- _Teks Sumber_
>>>>
LABELISASI OBAT DAN KOSMETIK HALAL
Pendahuluan
Indonesia merupakan salah satu negara dengan jumlah penduduk muslim terbanyak. Sebanyak 87% penduduk Indonesia adalah muslim. Kondisi ini mendukung tumbuhnya ekonomi syariah di Indonesia, termasuk juga di dalamnya industri halal. Indonesia telah memiliki goal menjadi ‘Global Halal Hub’ (Ayu, 2019). Setiap produsen harus memenuhi kebutuhan dan hak konsumen, termasuk konsumen muslim. Produk halal adalah bagian dari tanggung jawab perusahaan kepada konsumen muslim. Di Indonesia, produk halal harus memiliki Sertifikat Halal (SH) MUI (LPPOM MUI, 2008).
Sesuai ketentuan MUI, masa berlaku SH adalah dua tahun. Selama masa tersebut, perusahaan harus bisa memberikan jaminan kepada MUI dan konsumen muslim bahwa perusahaan senantiasa menjaga konsistensi kehalalan produknya. Oleh karena itu, LPPOM MUI mewajibkan perusahaan untuk menyusun suatu sistem yang disebut Sistem Jaminan Halal (SJH) dan terdokumentasi sebagai Manual SJH. Manual tersebut disusun oleh produsen sesuai dengan kondisi perusahaannya (LPPOM MUI, 2008).
<<<<
- _Data dalam Daftar_
>>>>
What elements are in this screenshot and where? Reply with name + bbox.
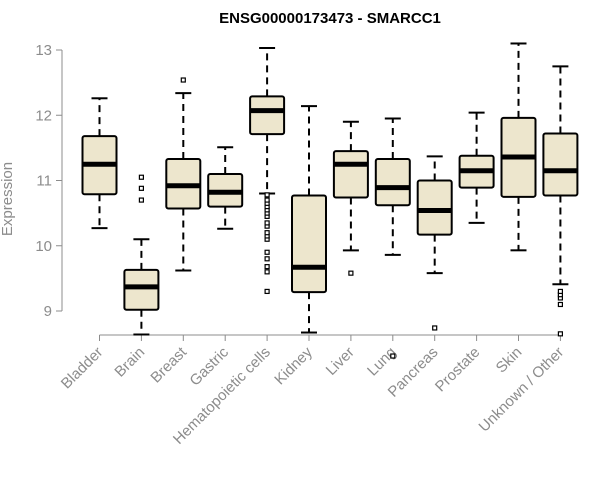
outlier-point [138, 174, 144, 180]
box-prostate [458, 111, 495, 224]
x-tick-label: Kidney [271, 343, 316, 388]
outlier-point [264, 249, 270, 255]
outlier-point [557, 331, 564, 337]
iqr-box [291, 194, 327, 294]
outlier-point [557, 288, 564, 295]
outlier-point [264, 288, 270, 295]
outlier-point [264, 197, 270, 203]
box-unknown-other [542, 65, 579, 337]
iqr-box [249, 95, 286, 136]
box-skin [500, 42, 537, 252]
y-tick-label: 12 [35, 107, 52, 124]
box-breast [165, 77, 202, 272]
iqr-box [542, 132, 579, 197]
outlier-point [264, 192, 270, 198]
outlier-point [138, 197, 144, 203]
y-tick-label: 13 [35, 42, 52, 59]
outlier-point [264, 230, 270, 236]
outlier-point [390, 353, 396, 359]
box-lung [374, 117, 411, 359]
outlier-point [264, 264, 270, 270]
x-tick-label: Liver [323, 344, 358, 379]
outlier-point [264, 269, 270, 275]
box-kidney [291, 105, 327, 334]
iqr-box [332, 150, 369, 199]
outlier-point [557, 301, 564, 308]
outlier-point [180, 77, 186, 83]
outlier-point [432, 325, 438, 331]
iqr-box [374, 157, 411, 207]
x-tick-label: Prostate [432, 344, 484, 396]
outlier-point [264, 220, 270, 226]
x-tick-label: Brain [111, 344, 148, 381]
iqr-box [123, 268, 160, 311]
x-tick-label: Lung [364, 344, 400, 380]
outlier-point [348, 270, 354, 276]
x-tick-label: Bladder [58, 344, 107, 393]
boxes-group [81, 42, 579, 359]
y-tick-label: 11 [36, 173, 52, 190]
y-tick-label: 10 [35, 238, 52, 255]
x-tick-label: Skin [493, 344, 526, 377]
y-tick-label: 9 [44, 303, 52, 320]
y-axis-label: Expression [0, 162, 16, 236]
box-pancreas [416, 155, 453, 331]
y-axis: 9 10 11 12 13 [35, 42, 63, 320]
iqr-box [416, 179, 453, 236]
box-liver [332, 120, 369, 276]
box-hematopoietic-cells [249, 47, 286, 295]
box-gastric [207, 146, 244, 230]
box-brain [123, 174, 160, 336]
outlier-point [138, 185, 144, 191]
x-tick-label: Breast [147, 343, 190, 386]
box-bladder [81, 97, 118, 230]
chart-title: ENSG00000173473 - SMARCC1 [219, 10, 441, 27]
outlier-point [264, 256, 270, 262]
<<<<
- _Tujuan Latihan_
Menurut teks tentang labelisasi obat dan kosmetik halal, berapa lama masa berlaku Sertifikat Halal sesuai ketentuan MUI?

- _Hasil Tugas_
Masa berlaku Sertifikat Halal adalah dua tahun.